━━ RECORDS TO PROCESS ━━
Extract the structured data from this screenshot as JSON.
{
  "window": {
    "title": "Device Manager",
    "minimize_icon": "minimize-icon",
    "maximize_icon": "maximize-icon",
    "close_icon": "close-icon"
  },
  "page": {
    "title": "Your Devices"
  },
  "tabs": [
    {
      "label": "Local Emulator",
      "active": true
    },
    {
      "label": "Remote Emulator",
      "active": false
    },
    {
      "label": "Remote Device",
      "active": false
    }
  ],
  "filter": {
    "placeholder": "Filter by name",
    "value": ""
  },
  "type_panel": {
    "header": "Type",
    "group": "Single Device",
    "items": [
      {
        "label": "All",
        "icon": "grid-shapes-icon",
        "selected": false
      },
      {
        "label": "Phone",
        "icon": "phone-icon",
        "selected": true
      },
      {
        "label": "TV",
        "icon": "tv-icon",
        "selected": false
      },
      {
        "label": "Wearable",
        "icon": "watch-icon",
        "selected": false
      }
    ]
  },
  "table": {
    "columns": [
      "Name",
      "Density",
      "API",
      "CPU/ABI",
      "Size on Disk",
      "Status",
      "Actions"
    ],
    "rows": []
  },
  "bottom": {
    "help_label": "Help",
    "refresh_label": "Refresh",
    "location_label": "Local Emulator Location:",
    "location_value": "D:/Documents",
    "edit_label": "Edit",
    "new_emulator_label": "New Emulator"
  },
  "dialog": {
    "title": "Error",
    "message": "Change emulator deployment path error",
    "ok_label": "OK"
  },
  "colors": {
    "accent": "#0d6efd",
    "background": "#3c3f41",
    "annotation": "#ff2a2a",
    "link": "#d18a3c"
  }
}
━━━
» **YOUR GOAL**:
The entries above must be returned exactly.

» **RESULT BELOW**:
Extract the structured data from this screenshot as JSON.
{
  "window": {
    "title": "Device Manager",
    "minimize_icon": "minimize-icon",
    "maximize_icon": "maximize-icon",
    "close_icon": "close-icon"
  },
  "page": {
    "title": "Your Devices"
  },
  "tabs": [
    {
      "label": "Local Emulator",
      "active": true
    },
    {
      "label": "Remote Emulator",
      "active": false
    },
    {
      "label": "Remote Device",
      "active": false
    }
  ],
  "filter": {
    "placeholder": "Filter by name",
    "value": ""
  },
  "type_panel": {
    "header": "Type",
    "group": "Single Device",
    "items": [
      {
        "label": "All",
        "icon": "grid-shapes-icon",
        "selected": false
      },
      {
        "label": "Phone",
        "icon": "phone-icon",
        "selected": true
      },
      {
        "label": "TV",
        "icon": "tv-icon",
        "selected": false
      },
      {
        "label": "Wearable",
        "icon": "watch-icon",
        "selected": false
      }
    ]
  },
  "table": {
    "columns": [
      "Name",
      "Density",
      "API",
      "CPU/ABI",
      "Size on Disk",
      "Status",
      "Actions"
    ],
    "rows": []
  },
  "bottom": {
    "help_label": "Help",
    "refresh_label": "Refresh",
    "location_label": "Local Emulator Location:",
    "location_value": "D:/Documents",
    "edit_label": "Edit",
    "new_emulator_label": "New Emulator"
  },
  "dialog": {
    "title": "Error",
    "message": "Change emulator deployment path error",
    "ok_label": "OK"
  },
  "colors": {
    "accent": "#0d6efd",
    "background": "#3c3f41",
    "annotation": "#ff2a2a",
    "link": "#d18a3c"
  }
}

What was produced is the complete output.